Filter this material down to the lines that contain the string "chart", and return those lines.

== Input data

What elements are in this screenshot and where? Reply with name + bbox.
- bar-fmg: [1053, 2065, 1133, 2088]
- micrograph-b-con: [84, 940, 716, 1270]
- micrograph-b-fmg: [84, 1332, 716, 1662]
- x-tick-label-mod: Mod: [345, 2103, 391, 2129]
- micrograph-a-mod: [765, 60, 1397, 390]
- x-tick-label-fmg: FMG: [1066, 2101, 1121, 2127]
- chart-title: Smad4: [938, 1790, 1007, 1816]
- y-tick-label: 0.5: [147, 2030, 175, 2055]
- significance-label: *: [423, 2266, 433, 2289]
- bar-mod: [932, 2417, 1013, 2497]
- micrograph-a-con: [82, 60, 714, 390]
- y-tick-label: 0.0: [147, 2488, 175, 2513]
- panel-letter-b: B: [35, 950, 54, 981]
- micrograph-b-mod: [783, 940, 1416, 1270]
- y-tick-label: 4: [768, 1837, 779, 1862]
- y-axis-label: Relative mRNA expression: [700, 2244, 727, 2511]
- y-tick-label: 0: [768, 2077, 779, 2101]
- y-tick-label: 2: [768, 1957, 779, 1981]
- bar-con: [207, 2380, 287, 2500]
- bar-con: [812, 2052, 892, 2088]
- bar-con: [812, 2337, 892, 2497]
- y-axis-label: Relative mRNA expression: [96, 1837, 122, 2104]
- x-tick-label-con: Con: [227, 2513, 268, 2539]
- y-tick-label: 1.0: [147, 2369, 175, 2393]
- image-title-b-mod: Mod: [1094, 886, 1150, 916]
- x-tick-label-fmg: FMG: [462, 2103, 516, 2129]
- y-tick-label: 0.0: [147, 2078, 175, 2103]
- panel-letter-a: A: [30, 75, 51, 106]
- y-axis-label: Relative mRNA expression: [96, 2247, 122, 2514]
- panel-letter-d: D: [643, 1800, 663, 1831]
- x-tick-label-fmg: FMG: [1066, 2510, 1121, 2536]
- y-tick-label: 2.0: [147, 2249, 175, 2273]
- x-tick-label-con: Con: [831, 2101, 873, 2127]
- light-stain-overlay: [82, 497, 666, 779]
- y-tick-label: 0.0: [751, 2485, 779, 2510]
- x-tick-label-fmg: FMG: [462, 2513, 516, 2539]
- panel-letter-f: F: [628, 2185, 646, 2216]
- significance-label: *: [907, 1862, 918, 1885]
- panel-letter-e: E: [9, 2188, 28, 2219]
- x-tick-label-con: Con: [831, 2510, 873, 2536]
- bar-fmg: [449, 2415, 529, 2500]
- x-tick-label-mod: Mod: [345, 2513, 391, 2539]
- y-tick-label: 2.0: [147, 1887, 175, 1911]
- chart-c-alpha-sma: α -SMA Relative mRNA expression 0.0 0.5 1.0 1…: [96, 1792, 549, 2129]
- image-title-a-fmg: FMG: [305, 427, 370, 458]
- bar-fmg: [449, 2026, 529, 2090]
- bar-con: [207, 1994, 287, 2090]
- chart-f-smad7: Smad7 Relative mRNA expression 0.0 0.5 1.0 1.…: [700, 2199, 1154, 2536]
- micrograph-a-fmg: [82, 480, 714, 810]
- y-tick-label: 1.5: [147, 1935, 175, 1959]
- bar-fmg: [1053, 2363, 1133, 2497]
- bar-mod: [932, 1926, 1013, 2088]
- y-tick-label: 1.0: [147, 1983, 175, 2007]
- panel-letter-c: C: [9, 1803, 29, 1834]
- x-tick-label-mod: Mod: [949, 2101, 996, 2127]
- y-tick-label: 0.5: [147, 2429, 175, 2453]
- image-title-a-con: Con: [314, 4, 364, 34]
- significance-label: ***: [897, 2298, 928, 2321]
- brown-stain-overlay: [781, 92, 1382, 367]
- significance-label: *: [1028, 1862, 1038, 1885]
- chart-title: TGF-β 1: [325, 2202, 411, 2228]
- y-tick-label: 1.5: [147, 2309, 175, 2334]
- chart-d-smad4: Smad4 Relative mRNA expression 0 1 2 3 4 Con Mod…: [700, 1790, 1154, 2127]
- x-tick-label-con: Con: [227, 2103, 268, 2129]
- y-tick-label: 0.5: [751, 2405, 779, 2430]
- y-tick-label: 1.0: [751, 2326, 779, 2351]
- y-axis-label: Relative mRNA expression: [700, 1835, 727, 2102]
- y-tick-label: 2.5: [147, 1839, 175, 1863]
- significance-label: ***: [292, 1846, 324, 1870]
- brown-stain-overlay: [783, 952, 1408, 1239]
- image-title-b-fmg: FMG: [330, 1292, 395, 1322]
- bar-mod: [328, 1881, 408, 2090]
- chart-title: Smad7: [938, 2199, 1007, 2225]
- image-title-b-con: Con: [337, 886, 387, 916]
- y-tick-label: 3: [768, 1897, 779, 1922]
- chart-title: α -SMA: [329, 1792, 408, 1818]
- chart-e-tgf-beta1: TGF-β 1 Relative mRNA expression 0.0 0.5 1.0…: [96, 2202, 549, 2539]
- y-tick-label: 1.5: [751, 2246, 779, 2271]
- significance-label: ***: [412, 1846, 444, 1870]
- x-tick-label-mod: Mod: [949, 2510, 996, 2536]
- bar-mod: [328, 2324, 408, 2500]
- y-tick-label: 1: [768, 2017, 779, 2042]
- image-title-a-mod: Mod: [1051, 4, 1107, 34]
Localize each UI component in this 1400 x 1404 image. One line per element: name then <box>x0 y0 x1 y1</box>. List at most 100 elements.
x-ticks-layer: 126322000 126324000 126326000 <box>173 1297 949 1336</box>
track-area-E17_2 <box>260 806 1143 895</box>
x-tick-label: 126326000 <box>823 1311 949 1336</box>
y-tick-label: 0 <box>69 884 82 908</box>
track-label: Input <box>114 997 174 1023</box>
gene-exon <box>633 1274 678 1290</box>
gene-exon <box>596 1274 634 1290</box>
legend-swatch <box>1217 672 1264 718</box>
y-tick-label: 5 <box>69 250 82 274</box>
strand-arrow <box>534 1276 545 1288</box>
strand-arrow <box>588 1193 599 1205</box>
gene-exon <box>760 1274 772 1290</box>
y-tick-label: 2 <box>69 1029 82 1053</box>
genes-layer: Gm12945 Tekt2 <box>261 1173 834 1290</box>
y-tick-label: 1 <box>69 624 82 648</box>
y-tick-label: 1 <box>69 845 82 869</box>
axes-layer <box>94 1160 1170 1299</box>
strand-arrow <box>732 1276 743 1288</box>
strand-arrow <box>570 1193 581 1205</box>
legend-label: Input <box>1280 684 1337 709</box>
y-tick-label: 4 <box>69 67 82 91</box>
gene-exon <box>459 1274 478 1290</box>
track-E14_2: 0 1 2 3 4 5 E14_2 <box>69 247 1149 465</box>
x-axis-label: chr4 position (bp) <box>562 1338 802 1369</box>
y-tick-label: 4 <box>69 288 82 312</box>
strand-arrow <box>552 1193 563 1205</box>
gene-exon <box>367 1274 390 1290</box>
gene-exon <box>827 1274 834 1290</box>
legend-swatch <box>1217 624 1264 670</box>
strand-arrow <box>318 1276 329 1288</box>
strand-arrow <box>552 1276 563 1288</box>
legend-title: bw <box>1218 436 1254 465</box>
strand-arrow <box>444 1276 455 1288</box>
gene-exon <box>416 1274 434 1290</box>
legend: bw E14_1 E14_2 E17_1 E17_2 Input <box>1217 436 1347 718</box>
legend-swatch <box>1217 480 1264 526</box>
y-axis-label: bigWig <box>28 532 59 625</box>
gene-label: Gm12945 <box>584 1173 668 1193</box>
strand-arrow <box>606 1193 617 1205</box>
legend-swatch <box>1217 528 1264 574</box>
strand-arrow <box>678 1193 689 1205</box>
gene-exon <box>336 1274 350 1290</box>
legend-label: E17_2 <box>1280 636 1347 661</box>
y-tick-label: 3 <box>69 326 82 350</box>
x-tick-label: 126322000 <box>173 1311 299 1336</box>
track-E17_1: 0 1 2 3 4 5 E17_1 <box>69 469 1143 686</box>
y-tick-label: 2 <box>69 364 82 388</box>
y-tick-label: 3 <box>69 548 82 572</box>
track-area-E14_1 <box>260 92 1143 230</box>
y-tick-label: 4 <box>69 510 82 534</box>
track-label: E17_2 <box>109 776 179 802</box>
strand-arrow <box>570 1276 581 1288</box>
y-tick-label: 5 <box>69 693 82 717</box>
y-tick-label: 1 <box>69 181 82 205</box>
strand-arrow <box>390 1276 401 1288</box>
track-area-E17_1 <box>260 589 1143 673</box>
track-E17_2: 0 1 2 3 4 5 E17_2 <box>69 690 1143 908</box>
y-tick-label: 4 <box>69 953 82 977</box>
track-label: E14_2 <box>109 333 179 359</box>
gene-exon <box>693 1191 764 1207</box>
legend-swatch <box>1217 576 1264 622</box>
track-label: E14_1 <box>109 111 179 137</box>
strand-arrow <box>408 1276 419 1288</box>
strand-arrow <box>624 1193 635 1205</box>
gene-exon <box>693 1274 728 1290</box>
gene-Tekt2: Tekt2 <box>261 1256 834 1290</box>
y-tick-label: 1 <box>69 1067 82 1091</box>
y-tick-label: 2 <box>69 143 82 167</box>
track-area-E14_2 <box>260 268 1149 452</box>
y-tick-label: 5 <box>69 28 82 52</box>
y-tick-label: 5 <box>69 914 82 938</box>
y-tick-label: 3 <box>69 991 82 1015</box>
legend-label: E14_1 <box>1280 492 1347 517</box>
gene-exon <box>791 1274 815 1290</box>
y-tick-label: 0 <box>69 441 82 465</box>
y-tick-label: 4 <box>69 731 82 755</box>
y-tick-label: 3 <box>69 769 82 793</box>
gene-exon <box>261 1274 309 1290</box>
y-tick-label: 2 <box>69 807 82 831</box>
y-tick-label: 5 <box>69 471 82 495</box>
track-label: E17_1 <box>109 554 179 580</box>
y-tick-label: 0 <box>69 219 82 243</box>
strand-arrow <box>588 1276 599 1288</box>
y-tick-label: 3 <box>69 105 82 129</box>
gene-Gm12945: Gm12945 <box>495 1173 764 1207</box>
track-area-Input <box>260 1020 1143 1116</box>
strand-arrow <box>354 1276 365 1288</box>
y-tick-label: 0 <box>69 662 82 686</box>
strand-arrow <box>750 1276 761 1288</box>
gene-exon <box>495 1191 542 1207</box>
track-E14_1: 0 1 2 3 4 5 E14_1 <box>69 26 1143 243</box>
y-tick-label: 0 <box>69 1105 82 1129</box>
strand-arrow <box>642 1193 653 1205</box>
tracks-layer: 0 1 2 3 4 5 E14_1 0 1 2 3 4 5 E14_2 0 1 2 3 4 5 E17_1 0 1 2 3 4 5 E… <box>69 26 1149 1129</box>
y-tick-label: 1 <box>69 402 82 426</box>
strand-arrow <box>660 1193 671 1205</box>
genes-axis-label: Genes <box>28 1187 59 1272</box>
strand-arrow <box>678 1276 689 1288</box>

====

# Answer below
- chart-title: Smad4: [938, 1790, 1007, 1816]
- chart-c-alpha-sma: α -SMA Relative mRNA expression 0.0 0.5 1.0 1…: [96, 1792, 549, 2129]
- chart-f-smad7: Smad7 Relative mRNA expression 0.0 0.5 1.0 1.…: [700, 2199, 1154, 2536]
- chart-title: TGF-β 1: [325, 2202, 411, 2228]
- chart-d-smad4: Smad4 Relative mRNA expression 0 1 2 3 4 Con Mod…: [700, 1790, 1154, 2127]
- chart-title: Smad7: [938, 2199, 1007, 2225]
- chart-title: α -SMA: [329, 1792, 408, 1818]
- chart-e-tgf-beta1: TGF-β 1 Relative mRNA expression 0.0 0.5 1.0…: [96, 2202, 549, 2539]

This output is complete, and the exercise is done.